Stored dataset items
::::::::

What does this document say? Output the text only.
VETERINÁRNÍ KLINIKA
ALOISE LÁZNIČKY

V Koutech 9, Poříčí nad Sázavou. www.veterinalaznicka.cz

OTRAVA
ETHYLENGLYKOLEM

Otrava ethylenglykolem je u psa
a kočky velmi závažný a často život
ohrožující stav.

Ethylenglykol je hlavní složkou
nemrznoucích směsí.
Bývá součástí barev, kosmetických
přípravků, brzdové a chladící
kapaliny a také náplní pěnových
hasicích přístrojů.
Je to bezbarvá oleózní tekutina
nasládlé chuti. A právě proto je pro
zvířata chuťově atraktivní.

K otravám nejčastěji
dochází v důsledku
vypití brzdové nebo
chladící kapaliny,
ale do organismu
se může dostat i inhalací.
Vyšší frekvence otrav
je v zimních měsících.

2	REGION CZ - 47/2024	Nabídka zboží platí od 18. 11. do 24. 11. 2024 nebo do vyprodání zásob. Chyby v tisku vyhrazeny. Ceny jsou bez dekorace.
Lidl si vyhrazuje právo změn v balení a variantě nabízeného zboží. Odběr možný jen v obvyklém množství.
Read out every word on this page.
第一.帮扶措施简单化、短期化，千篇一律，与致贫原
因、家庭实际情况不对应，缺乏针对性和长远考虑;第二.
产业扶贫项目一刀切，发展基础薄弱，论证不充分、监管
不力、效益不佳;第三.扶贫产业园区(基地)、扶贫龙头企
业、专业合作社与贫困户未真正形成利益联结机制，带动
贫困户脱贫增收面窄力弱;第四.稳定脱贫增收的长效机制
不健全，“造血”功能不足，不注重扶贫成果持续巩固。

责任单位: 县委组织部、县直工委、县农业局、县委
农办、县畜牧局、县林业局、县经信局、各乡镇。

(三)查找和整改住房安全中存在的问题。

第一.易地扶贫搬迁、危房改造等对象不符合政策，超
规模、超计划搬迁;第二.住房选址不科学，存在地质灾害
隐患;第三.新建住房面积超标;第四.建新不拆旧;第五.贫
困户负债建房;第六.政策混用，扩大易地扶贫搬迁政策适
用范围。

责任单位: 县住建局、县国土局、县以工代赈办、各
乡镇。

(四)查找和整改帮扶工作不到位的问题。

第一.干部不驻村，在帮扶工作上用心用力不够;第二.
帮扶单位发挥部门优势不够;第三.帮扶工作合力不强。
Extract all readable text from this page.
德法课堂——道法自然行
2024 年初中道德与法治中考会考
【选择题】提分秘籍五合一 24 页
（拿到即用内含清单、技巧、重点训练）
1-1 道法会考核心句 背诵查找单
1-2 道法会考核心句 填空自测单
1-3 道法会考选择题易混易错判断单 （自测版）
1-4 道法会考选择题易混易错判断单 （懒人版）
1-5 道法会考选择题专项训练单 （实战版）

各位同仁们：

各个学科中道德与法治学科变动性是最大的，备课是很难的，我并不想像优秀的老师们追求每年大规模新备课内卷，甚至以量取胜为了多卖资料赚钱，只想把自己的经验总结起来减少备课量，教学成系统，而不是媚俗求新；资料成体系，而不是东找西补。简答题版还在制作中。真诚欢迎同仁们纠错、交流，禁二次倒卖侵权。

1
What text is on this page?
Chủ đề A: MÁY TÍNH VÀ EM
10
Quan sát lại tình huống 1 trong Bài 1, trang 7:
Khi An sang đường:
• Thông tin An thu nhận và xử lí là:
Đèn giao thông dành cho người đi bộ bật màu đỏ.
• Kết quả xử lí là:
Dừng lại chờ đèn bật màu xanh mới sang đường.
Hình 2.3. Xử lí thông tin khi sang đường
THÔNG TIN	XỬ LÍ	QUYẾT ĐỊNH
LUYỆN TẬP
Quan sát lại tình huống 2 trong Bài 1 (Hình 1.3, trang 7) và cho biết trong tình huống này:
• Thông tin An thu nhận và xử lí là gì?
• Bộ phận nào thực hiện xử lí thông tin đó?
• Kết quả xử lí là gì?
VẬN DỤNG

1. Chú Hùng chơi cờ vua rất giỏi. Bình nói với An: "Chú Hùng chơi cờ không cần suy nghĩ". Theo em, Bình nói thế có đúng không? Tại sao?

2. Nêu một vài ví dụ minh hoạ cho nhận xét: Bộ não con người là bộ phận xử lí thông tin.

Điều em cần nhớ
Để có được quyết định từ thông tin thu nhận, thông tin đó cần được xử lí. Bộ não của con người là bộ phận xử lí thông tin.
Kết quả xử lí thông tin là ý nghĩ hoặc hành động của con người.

::::::::

Using the data above, print every record exactly as shown.

*FINAL ANSWER*:
What does this document say? Output the text only.
VETERINÁRNÍ KLINIKA
ALOISE LÁZNIČKY

V Koutech 9, Poříčí nad Sázavou. www.veterinalaznicka.cz

OTRAVA
ETHYLENGLYKOLEM

Otrava ethylenglykolem je u psa
a kočky velmi závažný a často život
ohrožující stav.

Ethylenglykol je hlavní složkou
nemrznoucích směsí.
Bývá součástí barev, kosmetických
přípravků, brzdové a chladící
kapaliny a také náplní pěnových
hasicích přístrojů.
Je to bezbarvá oleózní tekutina
nasládlé chuti. A právě proto je pro
zvířata chuťově atraktivní.

K otravám nejčastěji
dochází v důsledku
vypití brzdové nebo
chladící kapaliny,
ale do organismu
se může dostat i inhalací.
Vyšší frekvence otrav
je v zimních měsících.

2	REGION CZ - 47/2024	Nabídka zboží platí od 18. 11. do 24. 11. 2024 nebo do vyprodání zásob. Chyby v tisku vyhrazeny. Ceny jsou bez dekorace.
Lidl si vyhrazuje právo změn v balení a variantě nabízeného zboží. Odběr možný jen v obvyklém množství.
Read out every word on this page.
第一.帮扶措施简单化、短期化，千篇一律，与致贫原
因、家庭实际情况不对应，缺乏针对性和长远考虑;第二.
产业扶贫项目一刀切，发展基础薄弱，论证不充分、监管
不力、效益不佳;第三.扶贫产业园区(基地)、扶贫龙头企
业、专业合作社与贫困户未真正形成利益联结机制，带动
贫困户脱贫增收面窄力弱;第四.稳定脱贫增收的长效机制
不健全，“造血”功能不足，不注重扶贫成果持续巩固。

责任单位: 县委组织部、县直工委、县农业局、县委
农办、县畜牧局、县林业局、县经信局、各乡镇。

(三)查找和整改住房安全中存在的问题。

第一.易地扶贫搬迁、危房改造等对象不符合政策，超
规模、超计划搬迁;第二.住房选址不科学，存在地质灾害
隐患;第三.新建住房面积超标;第四.建新不拆旧;第五.贫
困户负债建房;第六.政策混用，扩大易地扶贫搬迁政策适
用范围。

责任单位: 县住建局、县国土局、县以工代赈办、各
乡镇。

(四)查找和整改帮扶工作不到位的问题。

第一.干部不驻村，在帮扶工作上用心用力不够;第二.
帮扶单位发挥部门优势不够;第三.帮扶工作合力不强。
Extract all readable text from this page.
德法课堂——道法自然行
2024 年初中道德与法治中考会考
【选择题】提分秘籍五合一 24 页
（拿到即用内含清单、技巧、重点训练）
1-1 道法会考核心句 背诵查找单
1-2 道法会考核心句 填空自测单
1-3 道法会考选择题易混易错判断单 （自测版）
1-4 道法会考选择题易混易错判断单 （懒人版）
1-5 道法会考选择题专项训练单 （实战版）

各位同仁们：

各个学科中道德与法治学科变动性是最大的，备课是很难的，我并不想像优秀的老师们追求每年大规模新备课内卷，甚至以量取胜为了多卖资料赚钱，只想把自己的经验总结起来减少备课量，教学成系统，而不是媚俗求新；资料成体系，而不是东找西补。简答题版还在制作中。真诚欢迎同仁们纠错、交流，禁二次倒卖侵权。

1
What text is on this page?
Chủ đề A: MÁY TÍNH VÀ EM
10
Quan sát lại tình huống 1 trong Bài 1, trang 7:
Khi An sang đường:
• Thông tin An thu nhận và xử lí là:
Đèn giao thông dành cho người đi bộ bật màu đỏ.
• Kết quả xử lí là:
Dừng lại chờ đèn bật màu xanh mới sang đường.
Hình 2.3. Xử lí thông tin khi sang đường
THÔNG TIN	XỬ LÍ	QUYẾT ĐỊNH
LUYỆN TẬP
Quan sát lại tình huống 2 trong Bài 1 (Hình 1.3, trang 7) và cho biết trong tình huống này:
• Thông tin An thu nhận và xử lí là gì?
• Bộ phận nào thực hiện xử lí thông tin đó?
• Kết quả xử lí là gì?
VẬN DỤNG

1. Chú Hùng chơi cờ vua rất giỏi. Bình nói với An: "Chú Hùng chơi cờ không cần suy nghĩ". Theo em, Bình nói thế có đúng không? Tại sao?

2. Nêu một vài ví dụ minh hoạ cho nhận xét: Bộ não con người là bộ phận xử lí thông tin.

Điều em cần nhớ
Để có được quyết định từ thông tin thu nhận, thông tin đó cần được xử lí. Bộ não của con người là bộ phận xử lí thông tin.
Kết quả xử lí thông tin là ý nghĩ hoặc hành động của con người.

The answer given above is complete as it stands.